§ Opdracht
Neem uit de gegevens hieronder woord voor woord de regels over vanaf de regel met "general-tab-panel: Type of" tot en met de regel met "file-name-input[interactable] <box>282 118".

§ Te verwerken gegevens
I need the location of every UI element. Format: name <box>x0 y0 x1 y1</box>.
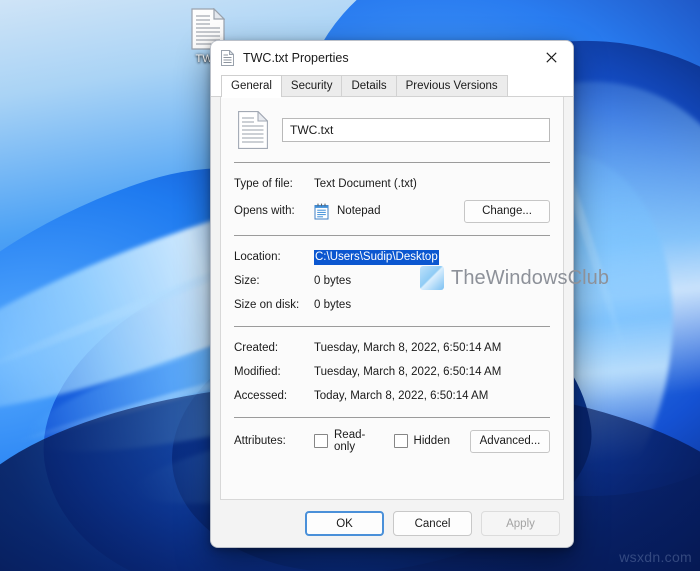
general-tab-panel: Type of file: Text Document (.txt) Opens… <box>220 97 564 500</box>
file-type-block: Type of file: Text Document (.txt) Opens… <box>234 163 550 235</box>
modified-row: Modified: Tuesday, March 8, 2022, 6:50:1… <box>234 360 550 384</box>
title-document-icon <box>221 48 235 66</box>
timestamps-block: Created: Tuesday, March 8, 2022, 6:50:14… <box>234 327 550 417</box>
notepad-icon <box>314 203 329 220</box>
read-only-checkbox-group[interactable]: Read-only <box>314 429 374 453</box>
location-size-block: Location: C:\Users\Sudip\Desktop Size: 0… <box>234 236 550 326</box>
file-name-input[interactable] <box>282 118 550 142</box>
type-of-file-row: Type of file: Text Document (.txt) <box>234 172 550 196</box>
opens-with-app-name: Notepad <box>337 205 381 217</box>
accessed-label: Accessed: <box>234 390 288 402</box>
size-on-disk-value: 0 bytes <box>314 299 352 311</box>
accessed-value: Today, March 8, 2022, 6:50:14 AM <box>314 390 489 402</box>
size-label: Size: <box>234 275 260 287</box>
location-label: Location: <box>234 251 281 263</box>
apply-button: Apply <box>481 511 560 536</box>
attributes-row: Attributes: Read-only Hidden Advanced... <box>234 418 550 465</box>
read-only-checkbox[interactable] <box>314 434 328 448</box>
location-row: Location: C:\Users\Sudip\Desktop <box>234 245 550 269</box>
hidden-checkbox[interactable] <box>393 434 408 448</box>
close-window-button[interactable] <box>529 41 573 74</box>
modified-value: Tuesday, March 8, 2022, 6:50:14 AM <box>314 366 502 378</box>
file-type-document-icon <box>238 110 269 149</box>
tab-previous-versions[interactable]: Previous Versions <box>395 75 508 97</box>
type-of-file-label: Type of file: <box>234 178 293 190</box>
dialog-footer: OK Cancel Apply <box>211 500 573 547</box>
size-value: 0 bytes <box>314 275 352 287</box>
opens-with-value-group: Notepad <box>314 203 464 220</box>
created-row: Created: Tuesday, March 8, 2022, 6:50:14… <box>234 336 550 360</box>
advanced-attributes-button[interactable]: Advanced... <box>470 429 550 453</box>
size-on-disk-row: Size on disk: 0 bytes <box>234 293 550 317</box>
type-of-file-value: Text Document (.txt) <box>314 178 417 190</box>
created-value: Tuesday, March 8, 2022, 6:50:14 AM <box>314 342 502 354</box>
size-row: Size: 0 bytes <box>234 269 550 293</box>
cancel-button[interactable]: Cancel <box>393 511 472 536</box>
attributes-label: Attributes: <box>234 435 286 447</box>
dialog-title: TWC.txt Properties <box>243 50 349 65</box>
file-properties-dialog: TWC.txt Properties General Security Deta… <box>210 40 574 548</box>
opens-with-row: Opens with: Notepad Change... <box>234 196 550 226</box>
close-icon <box>545 52 557 63</box>
created-label: Created: <box>234 342 279 354</box>
hidden-label: Hidden <box>413 435 450 447</box>
file-name-row <box>234 97 550 162</box>
ok-button[interactable]: OK <box>305 511 384 536</box>
accessed-row: Accessed: Today, March 8, 2022, 6:50:14 … <box>234 384 550 408</box>
read-only-label: Read-only <box>334 429 366 453</box>
change-default-app-button[interactable]: Change... <box>464 199 550 223</box>
tab-details[interactable]: Details <box>341 75 397 97</box>
size-on-disk-label: Size on disk: <box>234 299 300 311</box>
dialog-title-bar: TWC.txt Properties <box>211 41 573 74</box>
tab-general[interactable]: General <box>221 75 282 98</box>
location-value[interactable]: C:\Users\Sudip\Desktop <box>314 250 439 265</box>
tab-strip: General Security Details Previous Versio… <box>211 74 573 98</box>
hidden-checkbox-group[interactable]: Hidden <box>393 434 450 448</box>
modified-label: Modified: <box>234 366 281 378</box>
tab-security[interactable]: Security <box>280 75 343 97</box>
opens-with-label: Opens with: <box>234 205 295 217</box>
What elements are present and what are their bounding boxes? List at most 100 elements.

§ Juist antwoord
general-tab-panel: Type of file: Text Document (.txt) Opens… <box>220 97 564 500</box>
file-type-block: Type of file: Text Document (.txt) Opens… <box>234 163 550 235</box>
modified-row: Modified: Tuesday, March 8, 2022, 6:50:1… <box>234 360 550 384</box>
title-document-icon <box>221 48 235 66</box>
timestamps-block: Created: Tuesday, March 8, 2022, 6:50:14… <box>234 327 550 417</box>
notepad-icon <box>314 203 329 220</box>
read-only-checkbox-group[interactable]: Read-only <box>314 429 374 453</box>
location-size-block: Location: C:\Users\Sudip\Desktop Size: 0… <box>234 236 550 326</box>
file-name-input[interactable] <box>282 118 550 142</box>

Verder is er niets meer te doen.